Exercise :: The records below are to be quoted in full; please keep every word exact.

Stored rows ::
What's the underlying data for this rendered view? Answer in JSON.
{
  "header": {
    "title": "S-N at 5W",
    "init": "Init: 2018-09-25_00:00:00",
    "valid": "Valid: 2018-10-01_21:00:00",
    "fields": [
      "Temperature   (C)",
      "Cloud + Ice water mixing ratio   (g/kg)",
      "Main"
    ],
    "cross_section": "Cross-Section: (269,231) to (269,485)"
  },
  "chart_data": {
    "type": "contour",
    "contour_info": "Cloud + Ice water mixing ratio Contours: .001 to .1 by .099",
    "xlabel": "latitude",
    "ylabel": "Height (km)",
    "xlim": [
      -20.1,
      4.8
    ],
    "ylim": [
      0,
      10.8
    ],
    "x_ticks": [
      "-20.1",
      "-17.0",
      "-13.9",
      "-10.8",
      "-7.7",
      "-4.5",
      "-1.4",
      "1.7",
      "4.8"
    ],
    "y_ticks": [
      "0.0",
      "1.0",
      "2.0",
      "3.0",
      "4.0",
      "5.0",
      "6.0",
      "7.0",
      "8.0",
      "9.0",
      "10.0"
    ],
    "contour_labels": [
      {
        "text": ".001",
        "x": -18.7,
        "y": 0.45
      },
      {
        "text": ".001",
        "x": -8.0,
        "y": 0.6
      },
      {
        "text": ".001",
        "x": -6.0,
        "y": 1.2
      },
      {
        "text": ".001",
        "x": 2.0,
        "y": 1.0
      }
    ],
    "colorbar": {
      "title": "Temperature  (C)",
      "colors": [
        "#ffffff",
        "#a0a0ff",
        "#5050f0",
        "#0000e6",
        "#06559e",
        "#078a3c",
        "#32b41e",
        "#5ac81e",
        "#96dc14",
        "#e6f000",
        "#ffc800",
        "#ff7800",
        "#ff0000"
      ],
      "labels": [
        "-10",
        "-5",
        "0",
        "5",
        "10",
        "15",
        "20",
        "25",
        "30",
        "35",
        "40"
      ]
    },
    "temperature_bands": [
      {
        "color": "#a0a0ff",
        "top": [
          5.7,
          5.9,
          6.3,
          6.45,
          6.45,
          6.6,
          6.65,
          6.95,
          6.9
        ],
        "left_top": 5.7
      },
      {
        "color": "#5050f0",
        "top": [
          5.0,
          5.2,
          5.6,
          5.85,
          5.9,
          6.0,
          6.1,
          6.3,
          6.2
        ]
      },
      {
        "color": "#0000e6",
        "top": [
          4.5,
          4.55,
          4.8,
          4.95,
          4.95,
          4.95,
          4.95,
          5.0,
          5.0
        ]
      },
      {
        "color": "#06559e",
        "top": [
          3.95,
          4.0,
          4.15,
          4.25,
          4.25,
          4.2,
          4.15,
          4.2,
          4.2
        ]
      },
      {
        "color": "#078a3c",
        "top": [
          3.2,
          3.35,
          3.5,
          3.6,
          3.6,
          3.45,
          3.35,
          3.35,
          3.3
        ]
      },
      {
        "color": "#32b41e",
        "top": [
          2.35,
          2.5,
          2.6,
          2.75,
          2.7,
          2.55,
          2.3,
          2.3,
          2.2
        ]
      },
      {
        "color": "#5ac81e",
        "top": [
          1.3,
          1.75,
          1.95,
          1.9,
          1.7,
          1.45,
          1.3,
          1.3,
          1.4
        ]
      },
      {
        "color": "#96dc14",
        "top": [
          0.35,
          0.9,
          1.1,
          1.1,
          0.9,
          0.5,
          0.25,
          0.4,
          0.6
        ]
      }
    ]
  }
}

Answer in full ::
What's the underlying data for this rendered view? Answer in JSON.
{
  "header": {
    "title": "S-N at 5W",
    "init": "Init: 2018-09-25_00:00:00",
    "valid": "Valid: 2018-10-01_21:00:00",
    "fields": [
      "Temperature   (C)",
      "Cloud + Ice water mixing ratio   (g/kg)",
      "Main"
    ],
    "cross_section": "Cross-Section: (269,231) to (269,485)"
  },
  "chart_data": {
    "type": "contour",
    "contour_info": "Cloud + Ice water mixing ratio Contours: .001 to .1 by .099",
    "xlabel": "latitude",
    "ylabel": "Height (km)",
    "xlim": [
      -20.1,
      4.8
    ],
    "ylim": [
      0,
      10.8
    ],
    "x_ticks": [
      "-20.1",
      "-17.0",
      "-13.9",
      "-10.8",
      "-7.7",
      "-4.5",
      "-1.4",
      "1.7",
      "4.8"
    ],
    "y_ticks": [
      "0.0",
      "1.0",
      "2.0",
      "3.0",
      "4.0",
      "5.0",
      "6.0",
      "7.0",
      "8.0",
      "9.0",
      "10.0"
    ],
    "contour_labels": [
      {
        "text": ".001",
        "x": -18.7,
        "y": 0.45
      },
      {
        "text": ".001",
        "x": -8.0,
        "y": 0.6
      },
      {
        "text": ".001",
        "x": -6.0,
        "y": 1.2
      },
      {
        "text": ".001",
        "x": 2.0,
        "y": 1.0
      }
    ],
    "colorbar": {
      "title": "Temperature  (C)",
      "colors": [
        "#ffffff",
        "#a0a0ff",
        "#5050f0",
        "#0000e6",
        "#06559e",
        "#078a3c",
        "#32b41e",
        "#5ac81e",
        "#96dc14",
        "#e6f000",
        "#ffc800",
        "#ff7800",
        "#ff0000"
      ],
      "labels": [
        "-10",
        "-5",
        "0",
        "5",
        "10",
        "15",
        "20",
        "25",
        "30",
        "35",
        "40"
      ]
    },
    "temperature_bands": [
      {
        "color": "#a0a0ff",
        "top": [
          5.7,
          5.9,
          6.3,
          6.45,
          6.45,
          6.6,
          6.65,
          6.95,
          6.9
        ],
        "left_top": 5.7
      },
      {
        "color": "#5050f0",
        "top": [
          5.0,
          5.2,
          5.6,
          5.85,
          5.9,
          6.0,
          6.1,
          6.3,
          6.2
        ]
      },
      {
        "color": "#0000e6",
        "top": [
          4.5,
          4.55,
          4.8,
          4.95,
          4.95,
          4.95,
          4.95,
          5.0,
          5.0
        ]
      },
      {
        "color": "#06559e",
        "top": [
          3.95,
          4.0,
          4.15,
          4.25,
          4.25,
          4.2,
          4.15,
          4.2,
          4.2
        ]
      },
      {
        "color": "#078a3c",
        "top": [
          3.2,
          3.35,
          3.5,
          3.6,
          3.6,
          3.45,
          3.35,
          3.35,
          3.3
        ]
      },
      {
        "color": "#32b41e",
        "top": [
          2.35,
          2.5,
          2.6,
          2.75,
          2.7,
          2.55,
          2.3,
          2.3,
          2.2
        ]
      },
      {
        "color": "#5ac81e",
        "top": [
          1.3,
          1.75,
          1.95,
          1.9,
          1.7,
          1.45,
          1.3,
          1.3,
          1.4
        ]
      },
      {
        "color": "#96dc14",
        "top": [
          0.35,
          0.9,
          1.1,
          1.1,
          0.9,
          0.5,
          0.25,
          0.4,
          0.6
        ]
      }
    ]
  }
}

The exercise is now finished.